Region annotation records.
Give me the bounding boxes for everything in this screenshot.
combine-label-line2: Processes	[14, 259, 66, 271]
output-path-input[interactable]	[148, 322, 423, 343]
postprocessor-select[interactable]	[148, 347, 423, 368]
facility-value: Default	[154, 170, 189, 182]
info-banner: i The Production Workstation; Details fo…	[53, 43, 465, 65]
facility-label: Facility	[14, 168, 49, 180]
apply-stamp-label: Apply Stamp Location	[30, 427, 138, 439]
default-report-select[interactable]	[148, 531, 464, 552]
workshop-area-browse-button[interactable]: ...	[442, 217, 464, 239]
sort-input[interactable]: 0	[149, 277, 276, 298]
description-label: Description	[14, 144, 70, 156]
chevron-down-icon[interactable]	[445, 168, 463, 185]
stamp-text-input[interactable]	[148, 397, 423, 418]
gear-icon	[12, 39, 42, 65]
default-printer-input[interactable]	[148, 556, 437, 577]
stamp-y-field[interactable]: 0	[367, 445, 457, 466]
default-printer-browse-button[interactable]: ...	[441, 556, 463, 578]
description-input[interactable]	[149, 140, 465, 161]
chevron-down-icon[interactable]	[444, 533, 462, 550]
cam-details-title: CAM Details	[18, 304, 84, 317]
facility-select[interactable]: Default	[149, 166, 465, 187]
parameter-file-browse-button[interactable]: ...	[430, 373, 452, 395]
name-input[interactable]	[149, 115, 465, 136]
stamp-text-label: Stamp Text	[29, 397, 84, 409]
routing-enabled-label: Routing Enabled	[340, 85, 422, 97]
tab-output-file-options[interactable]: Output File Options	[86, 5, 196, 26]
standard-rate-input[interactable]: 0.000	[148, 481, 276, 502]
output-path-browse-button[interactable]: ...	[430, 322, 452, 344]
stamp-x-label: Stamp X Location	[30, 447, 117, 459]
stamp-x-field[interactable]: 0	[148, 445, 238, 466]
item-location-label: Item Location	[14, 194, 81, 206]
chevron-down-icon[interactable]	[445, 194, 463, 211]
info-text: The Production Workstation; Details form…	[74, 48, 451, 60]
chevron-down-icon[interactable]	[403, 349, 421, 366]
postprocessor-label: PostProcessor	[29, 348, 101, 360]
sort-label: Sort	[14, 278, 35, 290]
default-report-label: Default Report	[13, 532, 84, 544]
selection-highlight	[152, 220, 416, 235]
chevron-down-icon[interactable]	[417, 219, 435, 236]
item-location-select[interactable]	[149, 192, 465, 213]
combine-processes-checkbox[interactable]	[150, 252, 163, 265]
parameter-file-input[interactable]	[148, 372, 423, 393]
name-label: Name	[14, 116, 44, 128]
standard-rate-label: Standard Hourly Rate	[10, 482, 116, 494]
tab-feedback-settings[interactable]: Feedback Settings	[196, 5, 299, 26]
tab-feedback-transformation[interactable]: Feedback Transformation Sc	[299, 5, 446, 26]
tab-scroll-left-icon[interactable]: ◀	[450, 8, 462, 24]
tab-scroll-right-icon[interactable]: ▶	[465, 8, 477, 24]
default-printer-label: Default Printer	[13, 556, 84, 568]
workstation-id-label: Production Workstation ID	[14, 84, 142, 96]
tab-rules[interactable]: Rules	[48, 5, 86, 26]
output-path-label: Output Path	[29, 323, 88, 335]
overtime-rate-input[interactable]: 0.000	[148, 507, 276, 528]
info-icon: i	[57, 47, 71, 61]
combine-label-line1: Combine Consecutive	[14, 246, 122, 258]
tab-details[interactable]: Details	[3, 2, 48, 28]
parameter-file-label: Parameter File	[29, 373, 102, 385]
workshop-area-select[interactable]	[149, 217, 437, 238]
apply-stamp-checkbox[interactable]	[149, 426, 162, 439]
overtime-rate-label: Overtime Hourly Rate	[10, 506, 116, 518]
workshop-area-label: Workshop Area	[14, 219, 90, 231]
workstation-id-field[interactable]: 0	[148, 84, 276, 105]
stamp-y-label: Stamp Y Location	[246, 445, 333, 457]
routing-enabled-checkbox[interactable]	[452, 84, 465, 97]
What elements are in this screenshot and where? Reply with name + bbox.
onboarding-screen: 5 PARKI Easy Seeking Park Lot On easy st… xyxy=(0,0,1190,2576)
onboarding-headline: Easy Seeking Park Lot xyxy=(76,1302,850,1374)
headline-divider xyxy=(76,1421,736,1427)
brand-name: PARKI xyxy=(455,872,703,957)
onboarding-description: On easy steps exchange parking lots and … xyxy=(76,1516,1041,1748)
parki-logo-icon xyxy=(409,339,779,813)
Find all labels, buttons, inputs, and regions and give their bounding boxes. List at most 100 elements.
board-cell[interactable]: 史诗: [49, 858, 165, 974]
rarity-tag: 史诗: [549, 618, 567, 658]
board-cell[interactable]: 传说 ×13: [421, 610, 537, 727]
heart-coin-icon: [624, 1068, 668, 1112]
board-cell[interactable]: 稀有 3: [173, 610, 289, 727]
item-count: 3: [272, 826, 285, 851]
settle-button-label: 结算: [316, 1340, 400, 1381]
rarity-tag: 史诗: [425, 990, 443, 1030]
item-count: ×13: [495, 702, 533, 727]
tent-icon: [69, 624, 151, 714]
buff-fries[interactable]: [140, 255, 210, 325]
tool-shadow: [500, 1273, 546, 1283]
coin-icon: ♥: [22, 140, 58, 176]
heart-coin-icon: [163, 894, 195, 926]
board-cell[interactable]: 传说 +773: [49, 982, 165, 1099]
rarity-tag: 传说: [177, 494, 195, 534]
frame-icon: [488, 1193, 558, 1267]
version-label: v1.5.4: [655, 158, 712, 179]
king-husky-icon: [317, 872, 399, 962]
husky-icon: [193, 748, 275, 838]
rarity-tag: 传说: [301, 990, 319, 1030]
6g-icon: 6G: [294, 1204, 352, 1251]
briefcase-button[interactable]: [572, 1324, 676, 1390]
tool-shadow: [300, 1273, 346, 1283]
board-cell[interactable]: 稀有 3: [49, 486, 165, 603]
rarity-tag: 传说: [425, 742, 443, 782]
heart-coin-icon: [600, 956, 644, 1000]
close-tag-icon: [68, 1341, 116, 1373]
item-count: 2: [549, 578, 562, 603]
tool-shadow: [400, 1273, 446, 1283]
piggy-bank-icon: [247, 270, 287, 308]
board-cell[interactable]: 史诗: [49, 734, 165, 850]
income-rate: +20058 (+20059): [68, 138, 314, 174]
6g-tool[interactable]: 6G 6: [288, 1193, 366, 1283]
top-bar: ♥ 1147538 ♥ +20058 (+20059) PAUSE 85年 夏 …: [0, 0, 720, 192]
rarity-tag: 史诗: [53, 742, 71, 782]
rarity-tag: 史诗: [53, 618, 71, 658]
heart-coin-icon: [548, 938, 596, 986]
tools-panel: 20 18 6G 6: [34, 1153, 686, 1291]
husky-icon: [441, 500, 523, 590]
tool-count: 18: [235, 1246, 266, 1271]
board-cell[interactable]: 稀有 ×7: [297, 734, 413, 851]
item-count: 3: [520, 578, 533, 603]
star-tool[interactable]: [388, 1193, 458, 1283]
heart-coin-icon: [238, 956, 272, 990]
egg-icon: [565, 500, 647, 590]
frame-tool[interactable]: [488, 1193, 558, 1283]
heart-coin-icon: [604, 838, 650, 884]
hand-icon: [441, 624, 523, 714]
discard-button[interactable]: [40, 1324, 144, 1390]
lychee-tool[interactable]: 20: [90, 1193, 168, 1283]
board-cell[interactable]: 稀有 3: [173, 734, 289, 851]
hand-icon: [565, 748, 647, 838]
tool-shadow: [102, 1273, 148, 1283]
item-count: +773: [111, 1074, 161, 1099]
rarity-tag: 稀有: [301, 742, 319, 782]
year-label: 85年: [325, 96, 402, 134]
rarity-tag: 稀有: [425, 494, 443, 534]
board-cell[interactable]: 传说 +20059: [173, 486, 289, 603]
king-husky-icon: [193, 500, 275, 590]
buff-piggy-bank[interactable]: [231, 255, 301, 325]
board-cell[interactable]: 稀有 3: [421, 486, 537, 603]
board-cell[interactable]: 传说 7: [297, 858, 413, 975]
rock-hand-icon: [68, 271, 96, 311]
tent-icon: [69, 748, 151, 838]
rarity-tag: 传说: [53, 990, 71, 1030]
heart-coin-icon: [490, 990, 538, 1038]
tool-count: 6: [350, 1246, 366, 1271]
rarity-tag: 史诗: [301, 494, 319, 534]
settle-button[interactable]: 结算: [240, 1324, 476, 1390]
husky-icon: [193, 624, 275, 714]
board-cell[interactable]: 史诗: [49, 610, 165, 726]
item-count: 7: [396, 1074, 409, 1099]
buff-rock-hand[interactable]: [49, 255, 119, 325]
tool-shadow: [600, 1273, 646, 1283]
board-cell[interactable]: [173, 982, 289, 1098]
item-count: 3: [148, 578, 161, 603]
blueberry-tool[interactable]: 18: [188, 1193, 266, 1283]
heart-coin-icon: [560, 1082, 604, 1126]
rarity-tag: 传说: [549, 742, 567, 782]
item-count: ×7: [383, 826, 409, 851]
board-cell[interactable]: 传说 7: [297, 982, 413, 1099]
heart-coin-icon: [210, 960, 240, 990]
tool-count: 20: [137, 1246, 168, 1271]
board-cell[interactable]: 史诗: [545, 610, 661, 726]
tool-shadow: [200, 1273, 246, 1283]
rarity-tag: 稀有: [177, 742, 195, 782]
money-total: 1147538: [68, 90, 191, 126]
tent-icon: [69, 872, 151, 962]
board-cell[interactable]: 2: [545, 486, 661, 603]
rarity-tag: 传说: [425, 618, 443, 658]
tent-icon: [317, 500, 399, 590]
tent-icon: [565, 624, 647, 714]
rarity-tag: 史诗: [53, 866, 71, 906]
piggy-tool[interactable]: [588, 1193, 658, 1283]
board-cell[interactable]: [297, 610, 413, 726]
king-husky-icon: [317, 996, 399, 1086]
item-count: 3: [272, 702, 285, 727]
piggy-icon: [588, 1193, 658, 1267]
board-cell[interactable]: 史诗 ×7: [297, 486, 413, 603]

Problem to solve. Copy the data word for word, beginning at its first line and continuing through the line that contains "322, 452, 344]".

Exercise output.
Give me the bounding boxes for everything in this screenshot.
combine-label-line2: Processes	[14, 259, 66, 271]
output-path-input[interactable]	[148, 322, 423, 343]
postprocessor-select[interactable]	[148, 347, 423, 368]
facility-value: Default	[154, 170, 189, 182]
info-banner: i The Production Workstation; Details fo…	[53, 43, 465, 65]
facility-label: Facility	[14, 168, 49, 180]
apply-stamp-label: Apply Stamp Location	[30, 427, 138, 439]
default-report-select[interactable]	[148, 531, 464, 552]
workshop-area-browse-button[interactable]: ...	[442, 217, 464, 239]
sort-input[interactable]: 0	[149, 277, 276, 298]
description-label: Description	[14, 144, 70, 156]
chevron-down-icon[interactable]	[445, 168, 463, 185]
stamp-text-input[interactable]	[148, 397, 423, 418]
gear-icon	[12, 39, 42, 65]
default-printer-input[interactable]	[148, 556, 437, 577]
stamp-y-field[interactable]: 0	[367, 445, 457, 466]
default-printer-browse-button[interactable]: ...	[441, 556, 463, 578]
description-input[interactable]	[149, 140, 465, 161]
chevron-down-icon[interactable]	[444, 533, 462, 550]
cam-details-title: CAM Details	[18, 304, 84, 317]
facility-select[interactable]: Default	[149, 166, 465, 187]
parameter-file-browse-button[interactable]: ...	[430, 373, 452, 395]
name-input[interactable]	[149, 115, 465, 136]
stamp-text-label: Stamp Text	[29, 397, 84, 409]
routing-enabled-label: Routing Enabled	[340, 85, 422, 97]
tab-output-file-options[interactable]: Output File Options	[86, 5, 196, 26]
standard-rate-input[interactable]: 0.000	[148, 481, 276, 502]
output-path-browse-button[interactable]: ...	[430, 322, 452, 344]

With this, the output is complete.